» **Records supplied**:
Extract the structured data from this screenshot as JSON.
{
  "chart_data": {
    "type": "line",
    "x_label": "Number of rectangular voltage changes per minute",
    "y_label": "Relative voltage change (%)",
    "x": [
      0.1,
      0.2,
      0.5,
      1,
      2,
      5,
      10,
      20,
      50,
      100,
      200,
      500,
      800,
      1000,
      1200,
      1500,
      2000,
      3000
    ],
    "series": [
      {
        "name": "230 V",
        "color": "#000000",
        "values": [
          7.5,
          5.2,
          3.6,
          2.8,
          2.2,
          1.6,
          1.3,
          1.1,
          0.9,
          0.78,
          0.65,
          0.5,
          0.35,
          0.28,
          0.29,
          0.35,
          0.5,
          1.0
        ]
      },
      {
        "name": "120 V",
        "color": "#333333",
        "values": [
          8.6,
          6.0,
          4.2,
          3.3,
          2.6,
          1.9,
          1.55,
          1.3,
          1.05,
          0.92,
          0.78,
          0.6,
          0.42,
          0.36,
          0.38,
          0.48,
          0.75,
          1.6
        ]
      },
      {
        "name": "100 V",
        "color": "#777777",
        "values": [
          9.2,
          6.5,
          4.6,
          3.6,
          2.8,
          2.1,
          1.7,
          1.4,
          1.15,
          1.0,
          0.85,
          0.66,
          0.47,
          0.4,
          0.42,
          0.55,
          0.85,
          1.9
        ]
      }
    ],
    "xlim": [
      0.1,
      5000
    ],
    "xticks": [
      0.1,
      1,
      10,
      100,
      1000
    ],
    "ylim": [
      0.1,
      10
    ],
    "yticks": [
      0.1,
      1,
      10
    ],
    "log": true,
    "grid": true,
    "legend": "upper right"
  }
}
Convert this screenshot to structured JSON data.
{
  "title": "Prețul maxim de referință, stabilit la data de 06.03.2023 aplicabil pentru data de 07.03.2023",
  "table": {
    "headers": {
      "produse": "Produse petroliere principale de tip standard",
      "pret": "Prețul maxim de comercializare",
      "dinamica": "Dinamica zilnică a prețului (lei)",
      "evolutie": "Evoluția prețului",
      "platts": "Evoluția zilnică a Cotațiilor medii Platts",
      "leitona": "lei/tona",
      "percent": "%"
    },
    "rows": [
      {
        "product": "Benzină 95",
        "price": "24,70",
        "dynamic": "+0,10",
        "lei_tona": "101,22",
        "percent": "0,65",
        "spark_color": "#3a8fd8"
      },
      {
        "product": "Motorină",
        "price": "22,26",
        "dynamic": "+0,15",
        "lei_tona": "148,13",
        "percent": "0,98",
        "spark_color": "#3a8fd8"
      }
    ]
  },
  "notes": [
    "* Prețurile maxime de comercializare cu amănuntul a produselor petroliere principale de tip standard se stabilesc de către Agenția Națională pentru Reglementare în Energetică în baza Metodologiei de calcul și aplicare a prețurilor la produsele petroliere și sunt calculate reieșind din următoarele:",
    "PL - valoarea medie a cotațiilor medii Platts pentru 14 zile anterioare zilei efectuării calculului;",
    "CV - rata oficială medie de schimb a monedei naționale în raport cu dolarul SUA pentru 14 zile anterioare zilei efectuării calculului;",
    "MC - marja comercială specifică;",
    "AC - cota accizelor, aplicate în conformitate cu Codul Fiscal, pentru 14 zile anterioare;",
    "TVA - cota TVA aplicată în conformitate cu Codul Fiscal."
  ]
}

» **Aim of the task**:
Produce an exact copy of all the records.

» **Final result**:
Extract the structured data from this screenshot as JSON.
{
  "chart_data": {
    "type": "line",
    "x_label": "Number of rectangular voltage changes per minute",
    "y_label": "Relative voltage change (%)",
    "x": [
      0.1,
      0.2,
      0.5,
      1,
      2,
      5,
      10,
      20,
      50,
      100,
      200,
      500,
      800,
      1000,
      1200,
      1500,
      2000,
      3000
    ],
    "series": [
      {
        "name": "230 V",
        "color": "#000000",
        "values": [
          7.5,
          5.2,
          3.6,
          2.8,
          2.2,
          1.6,
          1.3,
          1.1,
          0.9,
          0.78,
          0.65,
          0.5,
          0.35,
          0.28,
          0.29,
          0.35,
          0.5,
          1.0
        ]
      },
      {
        "name": "120 V",
        "color": "#333333",
        "values": [
          8.6,
          6.0,
          4.2,
          3.3,
          2.6,
          1.9,
          1.55,
          1.3,
          1.05,
          0.92,
          0.78,
          0.6,
          0.42,
          0.36,
          0.38,
          0.48,
          0.75,
          1.6
        ]
      },
      {
        "name": "100 V",
        "color": "#777777",
        "values": [
          9.2,
          6.5,
          4.6,
          3.6,
          2.8,
          2.1,
          1.7,
          1.4,
          1.15,
          1.0,
          0.85,
          0.66,
          0.47,
          0.4,
          0.42,
          0.55,
          0.85,
          1.9
        ]
      }
    ],
    "xlim": [
      0.1,
      5000
    ],
    "xticks": [
      0.1,
      1,
      10,
      100,
      1000
    ],
    "ylim": [
      0.1,
      10
    ],
    "yticks": [
      0.1,
      1,
      10
    ],
    "log": true,
    "grid": true,
    "legend": "upper right"
  }
}
Convert this screenshot to structured JSON data.
{
  "title": "Prețul maxim de referință, stabilit la data de 06.03.2023 aplicabil pentru data de 07.03.2023",
  "table": {
    "headers": {
      "produse": "Produse petroliere principale de tip standard",
      "pret": "Prețul maxim de comercializare",
      "dinamica": "Dinamica zilnică a prețului (lei)",
      "evolutie": "Evoluția prețului",
      "platts": "Evoluția zilnică a Cotațiilor medii Platts",
      "leitona": "lei/tona",
      "percent": "%"
    },
    "rows": [
      {
        "product": "Benzină 95",
        "price": "24,70",
        "dynamic": "+0,10",
        "lei_tona": "101,22",
        "percent": "0,65",
        "spark_color": "#3a8fd8"
      },
      {
        "product": "Motorină",
        "price": "22,26",
        "dynamic": "+0,15",
        "lei_tona": "148,13",
        "percent": "0,98",
        "spark_color": "#3a8fd8"
      }
    ]
  },
  "notes": [
    "* Prețurile maxime de comercializare cu amănuntul a produselor petroliere principale de tip standard se stabilesc de către Agenția Națională pentru Reglementare în Energetică în baza Metodologiei de calcul și aplicare a prețurilor la produsele petroliere și sunt calculate reieșind din următoarele:",
    "PL - valoarea medie a cotațiilor medii Platts pentru 14 zile anterioare zilei efectuării calculului;",
    "CV - rata oficială medie de schimb a monedei naționale în raport cu dolarul SUA pentru 14 zile anterioare zilei efectuării calculului;",
    "MC - marja comercială specifică;",
    "AC - cota accizelor, aplicate în conformitate cu Codul Fiscal, pentru 14 zile anterioare;",
    "TVA - cota TVA aplicată în conformitate cu Codul Fiscal."
  ]
}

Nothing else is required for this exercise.